- **SET PROBLEM**
Give the data again, word for word.

(Items from a figure collection)
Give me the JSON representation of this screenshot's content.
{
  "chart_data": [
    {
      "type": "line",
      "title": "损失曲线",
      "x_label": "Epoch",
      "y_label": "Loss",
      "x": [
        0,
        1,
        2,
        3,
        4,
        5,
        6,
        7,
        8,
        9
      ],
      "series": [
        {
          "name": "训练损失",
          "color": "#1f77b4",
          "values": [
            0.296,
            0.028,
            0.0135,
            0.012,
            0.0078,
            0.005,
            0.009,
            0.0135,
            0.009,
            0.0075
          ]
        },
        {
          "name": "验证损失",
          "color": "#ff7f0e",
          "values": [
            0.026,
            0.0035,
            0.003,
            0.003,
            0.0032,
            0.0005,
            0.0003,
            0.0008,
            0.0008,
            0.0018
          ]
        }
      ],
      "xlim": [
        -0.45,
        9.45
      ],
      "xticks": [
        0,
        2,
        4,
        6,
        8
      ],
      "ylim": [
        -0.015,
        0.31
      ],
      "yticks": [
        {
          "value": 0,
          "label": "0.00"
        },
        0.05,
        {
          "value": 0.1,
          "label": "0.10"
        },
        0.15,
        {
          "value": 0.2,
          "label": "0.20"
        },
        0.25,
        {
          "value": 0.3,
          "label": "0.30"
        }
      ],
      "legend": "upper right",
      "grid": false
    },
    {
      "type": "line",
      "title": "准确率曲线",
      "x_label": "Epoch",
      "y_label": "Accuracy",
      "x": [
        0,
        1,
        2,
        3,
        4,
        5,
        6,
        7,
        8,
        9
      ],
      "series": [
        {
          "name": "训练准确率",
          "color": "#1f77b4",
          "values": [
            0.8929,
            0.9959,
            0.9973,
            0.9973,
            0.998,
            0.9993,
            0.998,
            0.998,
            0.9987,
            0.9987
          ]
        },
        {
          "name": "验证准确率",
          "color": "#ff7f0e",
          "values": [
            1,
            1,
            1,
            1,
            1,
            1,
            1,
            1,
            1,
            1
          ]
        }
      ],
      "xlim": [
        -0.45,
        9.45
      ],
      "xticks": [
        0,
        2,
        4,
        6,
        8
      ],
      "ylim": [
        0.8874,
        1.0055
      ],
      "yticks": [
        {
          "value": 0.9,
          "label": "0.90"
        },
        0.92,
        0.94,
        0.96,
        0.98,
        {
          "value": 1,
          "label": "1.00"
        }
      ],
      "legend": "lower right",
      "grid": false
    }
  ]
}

- **CORRECT RESULT**
Give me the JSON representation of this screenshot's content.
{
  "chart_data": [
    {
      "type": "line",
      "title": "损失曲线",
      "x_label": "Epoch",
      "y_label": "Loss",
      "x": [
        0,
        1,
        2,
        3,
        4,
        5,
        6,
        7,
        8,
        9
      ],
      "series": [
        {
          "name": "训练损失",
          "color": "#1f77b4",
          "values": [
            0.296,
            0.028,
            0.0135,
            0.012,
            0.0078,
            0.005,
            0.009,
            0.0135,
            0.009,
            0.0075
          ]
        },
        {
          "name": "验证损失",
          "color": "#ff7f0e",
          "values": [
            0.026,
            0.0035,
            0.003,
            0.003,
            0.0032,
            0.0005,
            0.0003,
            0.0008,
            0.0008,
            0.0018
          ]
        }
      ],
      "xlim": [
        -0.45,
        9.45
      ],
      "xticks": [
        0,
        2,
        4,
        6,
        8
      ],
      "ylim": [
        -0.015,
        0.31
      ],
      "yticks": [
        {
          "value": 0,
          "label": "0.00"
        },
        0.05,
        {
          "value": 0.1,
          "label": "0.10"
        },
        0.15,
        {
          "value": 0.2,
          "label": "0.20"
        },
        0.25,
        {
          "value": 0.3,
          "label": "0.30"
        }
      ],
      "legend": "upper right",
      "grid": false
    },
    {
      "type": "line",
      "title": "准确率曲线",
      "x_label": "Epoch",
      "y_label": "Accuracy",
      "x": [
        0,
        1,
        2,
        3,
        4,
        5,
        6,
        7,
        8,
        9
      ],
      "series": [
        {
          "name": "训练准确率",
          "color": "#1f77b4",
          "values": [
            0.8929,
            0.9959,
            0.9973,
            0.9973,
            0.998,
            0.9993,
            0.998,
            0.998,
            0.9987,
            0.9987
          ]
        },
        {
          "name": "验证准确率",
          "color": "#ff7f0e",
          "values": [
            1,
            1,
            1,
            1,
            1,
            1,
            1,
            1,
            1,
            1
          ]
        }
      ],
      "xlim": [
        -0.45,
        9.45
      ],
      "xticks": [
        0,
        2,
        4,
        6,
        8
      ],
      "ylim": [
        0.8874,
        1.0055
      ],
      "yticks": [
        {
          "value": 0.9,
          "label": "0.90"
        },
        0.92,
        0.94,
        0.96,
        0.98,
        {
          "value": 1,
          "label": "1.00"
        }
      ],
      "legend": "lower right",
      "grid": false
    }
  ]
}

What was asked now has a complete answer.